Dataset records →
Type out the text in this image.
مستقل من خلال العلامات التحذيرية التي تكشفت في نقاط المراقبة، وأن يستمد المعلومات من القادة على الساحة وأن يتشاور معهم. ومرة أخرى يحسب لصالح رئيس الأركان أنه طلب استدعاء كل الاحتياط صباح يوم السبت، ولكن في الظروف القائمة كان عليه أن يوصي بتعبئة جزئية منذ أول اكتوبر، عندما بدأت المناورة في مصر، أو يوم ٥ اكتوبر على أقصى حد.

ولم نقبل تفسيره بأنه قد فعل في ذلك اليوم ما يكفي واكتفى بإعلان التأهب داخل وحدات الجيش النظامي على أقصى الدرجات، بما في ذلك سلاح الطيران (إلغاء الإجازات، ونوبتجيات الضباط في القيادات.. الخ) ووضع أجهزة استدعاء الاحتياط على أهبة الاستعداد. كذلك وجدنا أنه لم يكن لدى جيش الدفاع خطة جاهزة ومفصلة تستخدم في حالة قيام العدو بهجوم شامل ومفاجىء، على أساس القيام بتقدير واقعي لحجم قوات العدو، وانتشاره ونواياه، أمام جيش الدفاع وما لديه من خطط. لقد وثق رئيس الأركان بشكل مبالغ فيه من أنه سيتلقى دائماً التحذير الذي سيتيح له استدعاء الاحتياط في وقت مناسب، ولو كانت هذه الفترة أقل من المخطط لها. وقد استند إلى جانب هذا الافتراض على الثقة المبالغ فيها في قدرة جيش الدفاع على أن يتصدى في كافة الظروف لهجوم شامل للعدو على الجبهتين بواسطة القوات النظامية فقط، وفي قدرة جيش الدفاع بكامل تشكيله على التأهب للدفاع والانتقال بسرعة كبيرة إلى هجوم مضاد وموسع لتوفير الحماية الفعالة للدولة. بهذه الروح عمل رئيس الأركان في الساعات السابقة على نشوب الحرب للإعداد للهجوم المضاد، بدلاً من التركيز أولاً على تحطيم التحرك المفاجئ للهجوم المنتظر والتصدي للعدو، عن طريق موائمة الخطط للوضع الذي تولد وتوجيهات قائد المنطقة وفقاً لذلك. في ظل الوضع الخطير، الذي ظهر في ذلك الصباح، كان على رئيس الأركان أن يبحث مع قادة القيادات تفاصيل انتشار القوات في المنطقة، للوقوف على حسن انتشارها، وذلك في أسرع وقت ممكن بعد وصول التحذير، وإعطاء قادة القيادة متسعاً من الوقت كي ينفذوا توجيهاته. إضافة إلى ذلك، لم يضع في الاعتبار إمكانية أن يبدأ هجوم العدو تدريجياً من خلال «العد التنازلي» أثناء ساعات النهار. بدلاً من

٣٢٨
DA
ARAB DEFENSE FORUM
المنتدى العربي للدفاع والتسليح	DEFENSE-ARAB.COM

Task instructions → Each entry above needs to be retyped exactly.

Worked answer →
Type out the text in this image.
مستقل من خلال العلامات التحذيرية التي تكشفت في نقاط المراقبة، وأن يستمد المعلومات من القادة على الساحة وأن يتشاور معهم. ومرة أخرى يحسب لصالح رئيس الأركان أنه طلب استدعاء كل الاحتياط صباح يوم السبت، ولكن في الظروف القائمة كان عليه أن يوصي بتعبئة جزئية منذ أول اكتوبر، عندما بدأت المناورة في مصر، أو يوم ٥ اكتوبر على أقصى حد.

ولم نقبل تفسيره بأنه قد فعل في ذلك اليوم ما يكفي واكتفى بإعلان التأهب داخل وحدات الجيش النظامي على أقصى الدرجات، بما في ذلك سلاح الطيران (إلغاء الإجازات، ونوبتجيات الضباط في القيادات.. الخ) ووضع أجهزة استدعاء الاحتياط على أهبة الاستعداد. كذلك وجدنا أنه لم يكن لدى جيش الدفاع خطة جاهزة ومفصلة تستخدم في حالة قيام العدو بهجوم شامل ومفاجىء، على أساس القيام بتقدير واقعي لحجم قوات العدو، وانتشاره ونواياه، أمام جيش الدفاع وما لديه من خطط. لقد وثق رئيس الأركان بشكل مبالغ فيه من أنه سيتلقى دائماً التحذير الذي سيتيح له استدعاء الاحتياط في وقت مناسب، ولو كانت هذه الفترة أقل من المخطط لها. وقد استند إلى جانب هذا الافتراض على الثقة المبالغ فيها في قدرة جيش الدفاع على أن يتصدى في كافة الظروف لهجوم شامل للعدو على الجبهتين بواسطة القوات النظامية فقط، وفي قدرة جيش الدفاع بكامل تشكيله على التأهب للدفاع والانتقال بسرعة كبيرة إلى هجوم مضاد وموسع لتوفير الحماية الفعالة للدولة. بهذه الروح عمل رئيس الأركان في الساعات السابقة على نشوب الحرب للإعداد للهجوم المضاد، بدلاً من التركيز أولاً على تحطيم التحرك المفاجئ للهجوم المنتظر والتصدي للعدو، عن طريق موائمة الخطط للوضع الذي تولد وتوجيهات قائد المنطقة وفقاً لذلك. في ظل الوضع الخطير، الذي ظهر في ذلك الصباح، كان على رئيس الأركان أن يبحث مع قادة القيادات تفاصيل انتشار القوات في المنطقة، للوقوف على حسن انتشارها، وذلك في أسرع وقت ممكن بعد وصول التحذير، وإعطاء قادة القيادة متسعاً من الوقت كي ينفذوا توجيهاته. إضافة إلى ذلك، لم يضع في الاعتبار إمكانية أن يبدأ هجوم العدو تدريجياً من خلال «العد التنازلي» أثناء ساعات النهار. بدلاً من

٣٢٨
DA
ARAB DEFENSE FORUM
المنتدى العربي للدفاع والتسليح	DEFENSE-ARAB.COM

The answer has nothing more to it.